[Data items]
---------------
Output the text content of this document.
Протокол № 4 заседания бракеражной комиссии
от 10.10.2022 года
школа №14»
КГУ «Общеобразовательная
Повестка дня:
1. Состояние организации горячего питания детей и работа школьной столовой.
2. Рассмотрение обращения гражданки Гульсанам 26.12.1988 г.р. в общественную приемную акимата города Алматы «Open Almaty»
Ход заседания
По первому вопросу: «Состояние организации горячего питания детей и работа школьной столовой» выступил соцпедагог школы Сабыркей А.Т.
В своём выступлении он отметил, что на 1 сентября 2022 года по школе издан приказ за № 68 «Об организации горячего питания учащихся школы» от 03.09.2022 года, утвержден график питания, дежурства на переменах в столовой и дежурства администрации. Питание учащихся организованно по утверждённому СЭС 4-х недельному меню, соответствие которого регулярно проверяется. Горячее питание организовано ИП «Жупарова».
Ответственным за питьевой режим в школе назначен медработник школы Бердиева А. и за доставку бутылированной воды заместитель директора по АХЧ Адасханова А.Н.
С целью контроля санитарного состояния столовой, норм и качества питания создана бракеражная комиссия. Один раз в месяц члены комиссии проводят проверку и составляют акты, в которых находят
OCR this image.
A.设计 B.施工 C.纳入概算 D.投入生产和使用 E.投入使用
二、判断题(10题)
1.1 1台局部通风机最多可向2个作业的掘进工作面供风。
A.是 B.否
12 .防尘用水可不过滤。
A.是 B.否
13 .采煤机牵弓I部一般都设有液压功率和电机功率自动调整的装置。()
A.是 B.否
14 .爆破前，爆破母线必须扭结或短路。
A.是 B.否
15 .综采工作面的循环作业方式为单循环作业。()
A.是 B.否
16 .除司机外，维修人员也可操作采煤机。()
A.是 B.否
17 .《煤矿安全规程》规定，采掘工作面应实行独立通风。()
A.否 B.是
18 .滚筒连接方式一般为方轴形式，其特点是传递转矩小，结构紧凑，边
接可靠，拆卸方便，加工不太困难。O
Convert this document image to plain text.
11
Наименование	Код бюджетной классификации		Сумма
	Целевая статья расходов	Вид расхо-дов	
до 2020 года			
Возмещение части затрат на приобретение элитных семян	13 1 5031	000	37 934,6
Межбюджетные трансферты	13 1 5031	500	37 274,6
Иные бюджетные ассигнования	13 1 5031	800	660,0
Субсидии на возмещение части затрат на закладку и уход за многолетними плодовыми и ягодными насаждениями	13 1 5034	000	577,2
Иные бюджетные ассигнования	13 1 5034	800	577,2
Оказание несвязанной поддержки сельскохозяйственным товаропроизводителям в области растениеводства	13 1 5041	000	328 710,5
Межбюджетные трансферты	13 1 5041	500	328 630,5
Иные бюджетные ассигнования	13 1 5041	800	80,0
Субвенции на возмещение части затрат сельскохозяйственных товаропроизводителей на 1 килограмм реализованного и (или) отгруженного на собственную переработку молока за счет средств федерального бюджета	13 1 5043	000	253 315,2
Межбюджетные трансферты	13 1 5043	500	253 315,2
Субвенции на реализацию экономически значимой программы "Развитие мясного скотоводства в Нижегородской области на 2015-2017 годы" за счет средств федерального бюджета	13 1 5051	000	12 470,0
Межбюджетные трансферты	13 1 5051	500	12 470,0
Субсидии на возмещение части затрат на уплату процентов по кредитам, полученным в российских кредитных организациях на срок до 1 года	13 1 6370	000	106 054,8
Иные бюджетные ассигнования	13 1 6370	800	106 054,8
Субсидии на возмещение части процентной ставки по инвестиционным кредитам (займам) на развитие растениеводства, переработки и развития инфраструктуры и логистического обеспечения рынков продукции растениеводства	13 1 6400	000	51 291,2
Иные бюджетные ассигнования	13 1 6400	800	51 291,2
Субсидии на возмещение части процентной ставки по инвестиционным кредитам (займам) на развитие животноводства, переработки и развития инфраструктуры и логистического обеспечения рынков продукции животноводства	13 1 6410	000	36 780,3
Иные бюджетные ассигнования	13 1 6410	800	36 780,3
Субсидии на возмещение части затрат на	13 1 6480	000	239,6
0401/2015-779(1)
---------------
GOAL
All of the entries need to be reproduced exactly; please write them out.

TASK OUTPUT
Output the text content of this document.
Протокол № 4 заседания бракеражной комиссии
от 10.10.2022 года
школа №14»
КГУ «Общеобразовательная
Повестка дня:
1. Состояние организации горячего питания детей и работа школьной столовой.
2. Рассмотрение обращения гражданки Гульсанам 26.12.1988 г.р. в общественную приемную акимата города Алматы «Open Almaty»
Ход заседания
По первому вопросу: «Состояние организации горячего питания детей и работа школьной столовой» выступил соцпедагог школы Сабыркей А.Т.
В своём выступлении он отметил, что на 1 сентября 2022 года по школе издан приказ за № 68 «Об организации горячего питания учащихся школы» от 03.09.2022 года, утвержден график питания, дежурства на переменах в столовой и дежурства администрации. Питание учащихся организованно по утверждённому СЭС 4-х недельному меню, соответствие которого регулярно проверяется. Горячее питание организовано ИП «Жупарова».
Ответственным за питьевой режим в школе назначен медработник школы Бердиева А. и за доставку бутылированной воды заместитель директора по АХЧ Адасханова А.Н.
С целью контроля санитарного состояния столовой, норм и качества питания создана бракеражная комиссия. Один раз в месяц члены комиссии проводят проверку и составляют акты, в которых находят
OCR this image.
A.设计 B.施工 C.纳入概算 D.投入生产和使用 E.投入使用
二、判断题(10题)
1.1 1台局部通风机最多可向2个作业的掘进工作面供风。
A.是 B.否
12 .防尘用水可不过滤。
A.是 B.否
13 .采煤机牵弓I部一般都设有液压功率和电机功率自动调整的装置。()
A.是 B.否
14 .爆破前，爆破母线必须扭结或短路。
A.是 B.否
15 .综采工作面的循环作业方式为单循环作业。()
A.是 B.否
16 .除司机外，维修人员也可操作采煤机。()
A.是 B.否
17 .《煤矿安全规程》规定，采掘工作面应实行独立通风。()
A.否 B.是
18 .滚筒连接方式一般为方轴形式，其特点是传递转矩小，结构紧凑，边
接可靠，拆卸方便，加工不太困难。O
Convert this document image to plain text.
11
Наименование	Код бюджетной классификации		Сумма
	Целевая статья расходов	Вид расхо-дов	
до 2020 года			
Возмещение части затрат на приобретение элитных семян	13 1 5031	000	37 934,6
Межбюджетные трансферты	13 1 5031	500	37 274,6
Иные бюджетные ассигнования	13 1 5031	800	660,0
Субсидии на возмещение части затрат на закладку и уход за многолетними плодовыми и ягодными насаждениями	13 1 5034	000	577,2
Иные бюджетные ассигнования	13 1 5034	800	577,2
Оказание несвязанной поддержки сельскохозяйственным товаропроизводителям в области растениеводства	13 1 5041	000	328 710,5
Межбюджетные трансферты	13 1 5041	500	328 630,5
Иные бюджетные ассигнования	13 1 5041	800	80,0
Субвенции на возмещение части затрат сельскохозяйственных товаропроизводителей на 1 килограмм реализованного и (или) отгруженного на собственную переработку молока за счет средств федерального бюджета	13 1 5043	000	253 315,2
Межбюджетные трансферты	13 1 5043	500	253 315,2
Субвенции на реализацию экономически значимой программы "Развитие мясного скотоводства в Нижегородской области на 2015-2017 годы" за счет средств федерального бюджета	13 1 5051	000	12 470,0
Межбюджетные трансферты	13 1 5051	500	12 470,0
Субсидии на возмещение части затрат на уплату процентов по кредитам, полученным в российских кредитных организациях на срок до 1 года	13 1 6370	000	106 054,8
Иные бюджетные ассигнования	13 1 6370	800	106 054,8
Субсидии на возмещение части процентной ставки по инвестиционным кредитам (займам) на развитие растениеводства, переработки и развития инфраструктуры и логистического обеспечения рынков продукции растениеводства	13 1 6400	000	51 291,2
Иные бюджетные ассигнования	13 1 6400	800	51 291,2
Субсидии на возмещение части процентной ставки по инвестиционным кредитам (займам) на развитие животноводства, переработки и развития инфраструктуры и логистического обеспечения рынков продукции животноводства	13 1 6410	000	36 780,3
Иные бюджетные ассигнования	13 1 6410	800	36 780,3
Субсидии на возмещение части затрат на	13 1 6480	000	239,6
0401/2015-779(1)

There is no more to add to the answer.